• Required actions:
• 1. Answer these about the Shelter nightclub excerpt below:
(a) On what date did opponents pack a City Hall zoning hearing?
(b) Who is the commanding officer of the Los Angeles Police Department's Hollywood Division?
(c) In what year was the club site built?
• 2. Could you set down, word for word, the passage of the Shelter nightclub excerpt below that runs from "Shelter, which would" to "ran 90 minutes."?
• 3. Which groups does the Shelter nightclub excerpt below name among the opponents who packed the City Hall zoning hearing?

Shelter, which would not open until next year, is not merely an 800-pound gorilla politely ignored by Hollywood — it’s King Kong and everyone has an opinion about it. Especially its critics, who say that the weekend traffic generated by the club’s anticipated 1,300 patrons and staff will choke the golden goose that Hollywood’s resurgent nightlife has become for the local economy. On February 21 opponents packed a City Hall zoning hearing to dissuade the city from granting the club a conditional-use permit. They included club owners, neighborhood council members, Scientologists, the LAPD and preservationists. Supporting Nazarian’s club were members of the Hollywood Arts Council, senior citizens and Councilman Eric Garcetti’s planning deputy, Alison Becker. The scheduled half-hour hearing ran 90 minutes.
“We’re talking about a nightclub that will be the size of a department store, and therein lies the problem,” said Captain Ron Sanchez, commanding officer of the Los Angeles Police Department’s Hollywood Division. Sanchez has emerged as the rejectionists’ most authoritative spokesman, a 180-degree position turn from his predecessor, Captain Michael Downing.
“The LAPD would never oppose a nightclub,” says Robert W. Nudelman of the Hollywood Division’s ancien régime. “Never. Ever.” Nudelman is Hollywood Heritage’s director for preservation issues and a Shelter opponent. Although the club site, built in 1938, is not an official landmark, Sam Nazarian says he will preserve its façade, while reinforcing the building with steel — the entire project is budgeted for about $15 million.

• Information provided:
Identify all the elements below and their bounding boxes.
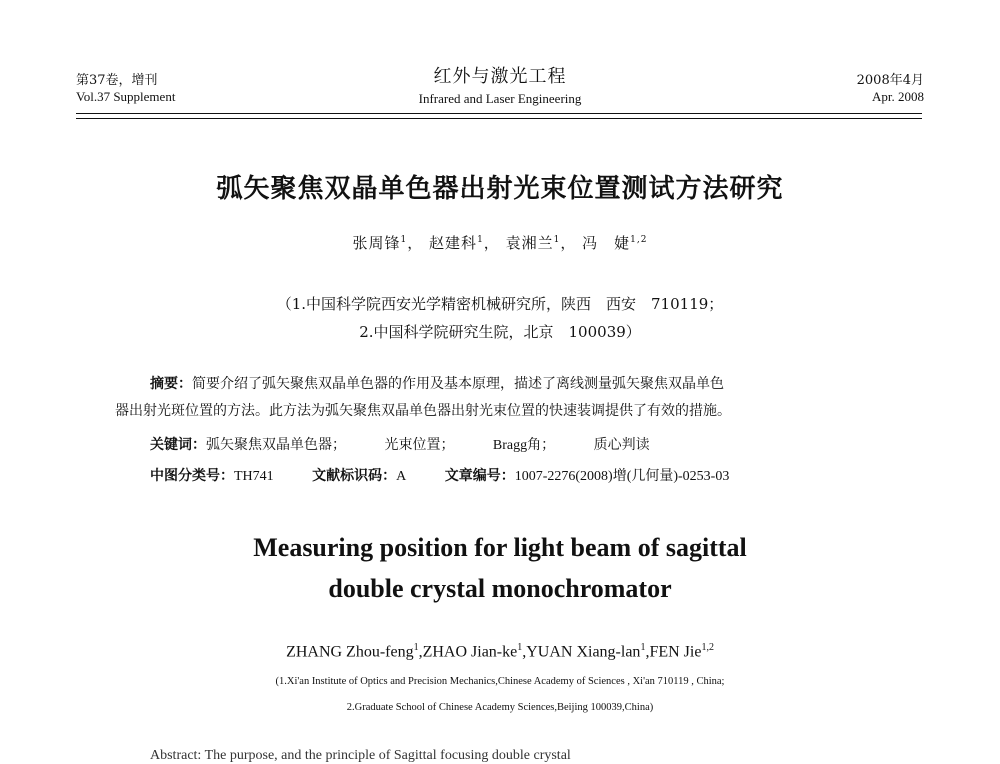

• Answers for this exercise:
• 1.
(a) February 21
(b) Captain Ron Sanchez
(c) 1938

• 2.
Shelter, which would not open until next year, is not merely an 800-pound gorilla politely ignored by Hollywood — it’s King Kong and everyone has an opinion about it. Especially its critics, who say that the weekend traffic generated by the club’s anticipated 1,300 patrons and staff will choke the golden goose that Hollywood’s resurgent nightlife has become for the local economy. On February 21 opponents packed a City Hall zoning hearing to dissuade the city from granting the club a conditional-use permit. They included club owners, neighborhood council members, Scientologists, the LAPD and preservationists. Supporting Nazarian’s club were members of the Hollywood Arts Council, senior citizens and Councilman Eric Garcetti’s planning deputy, Alison Becker. The scheduled half-hour hearing ran 90 minutes.

• 3.
- club owners
- neighborhood council members
- Scientologists
- the LAPD
- preservationists